● Given problem
Work through the data below line by line and say how many lines hold "Hotel"; give only the number.

● Material shown
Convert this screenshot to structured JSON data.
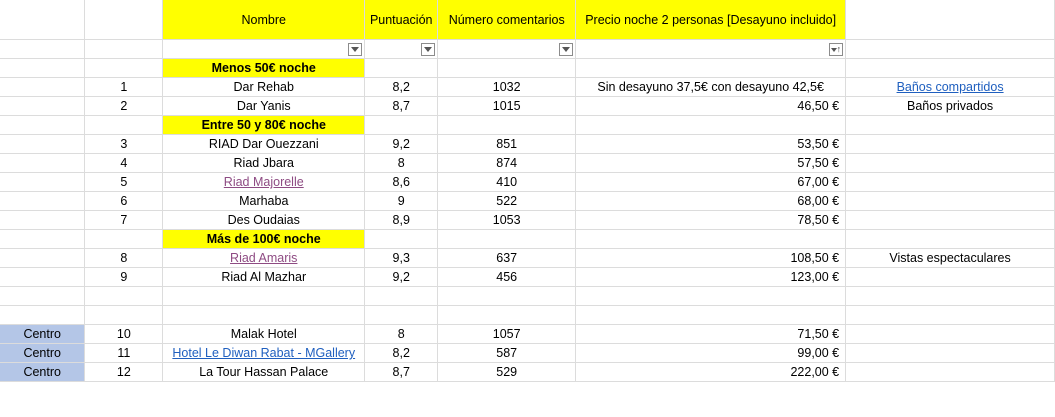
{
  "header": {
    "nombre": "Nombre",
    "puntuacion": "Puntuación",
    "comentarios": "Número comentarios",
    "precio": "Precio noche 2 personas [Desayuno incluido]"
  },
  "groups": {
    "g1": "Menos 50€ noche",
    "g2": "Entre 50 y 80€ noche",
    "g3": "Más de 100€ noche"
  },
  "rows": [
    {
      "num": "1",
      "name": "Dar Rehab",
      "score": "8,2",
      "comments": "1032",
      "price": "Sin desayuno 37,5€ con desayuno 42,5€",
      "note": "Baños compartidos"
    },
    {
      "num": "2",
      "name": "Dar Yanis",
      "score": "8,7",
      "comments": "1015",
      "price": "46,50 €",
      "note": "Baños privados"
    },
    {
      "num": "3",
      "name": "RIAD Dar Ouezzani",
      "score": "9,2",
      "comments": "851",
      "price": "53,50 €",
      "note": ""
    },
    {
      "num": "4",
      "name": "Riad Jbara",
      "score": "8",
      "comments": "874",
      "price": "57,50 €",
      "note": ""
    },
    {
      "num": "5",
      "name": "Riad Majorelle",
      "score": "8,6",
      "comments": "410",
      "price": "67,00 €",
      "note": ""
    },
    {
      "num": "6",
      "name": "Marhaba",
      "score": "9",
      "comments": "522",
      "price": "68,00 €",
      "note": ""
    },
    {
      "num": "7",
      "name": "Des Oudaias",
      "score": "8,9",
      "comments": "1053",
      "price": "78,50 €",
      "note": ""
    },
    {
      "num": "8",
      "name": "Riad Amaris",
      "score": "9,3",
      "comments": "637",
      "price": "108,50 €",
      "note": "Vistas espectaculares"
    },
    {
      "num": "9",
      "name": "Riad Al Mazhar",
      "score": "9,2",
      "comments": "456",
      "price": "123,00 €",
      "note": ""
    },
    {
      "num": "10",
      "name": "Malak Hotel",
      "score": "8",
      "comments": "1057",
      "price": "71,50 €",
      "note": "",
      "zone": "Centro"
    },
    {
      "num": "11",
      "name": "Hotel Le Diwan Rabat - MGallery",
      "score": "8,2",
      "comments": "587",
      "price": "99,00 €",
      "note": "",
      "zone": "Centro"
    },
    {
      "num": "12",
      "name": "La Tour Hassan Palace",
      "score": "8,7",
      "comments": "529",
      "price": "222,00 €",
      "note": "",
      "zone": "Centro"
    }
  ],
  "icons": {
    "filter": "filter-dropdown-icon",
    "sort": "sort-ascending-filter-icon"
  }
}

● Response
2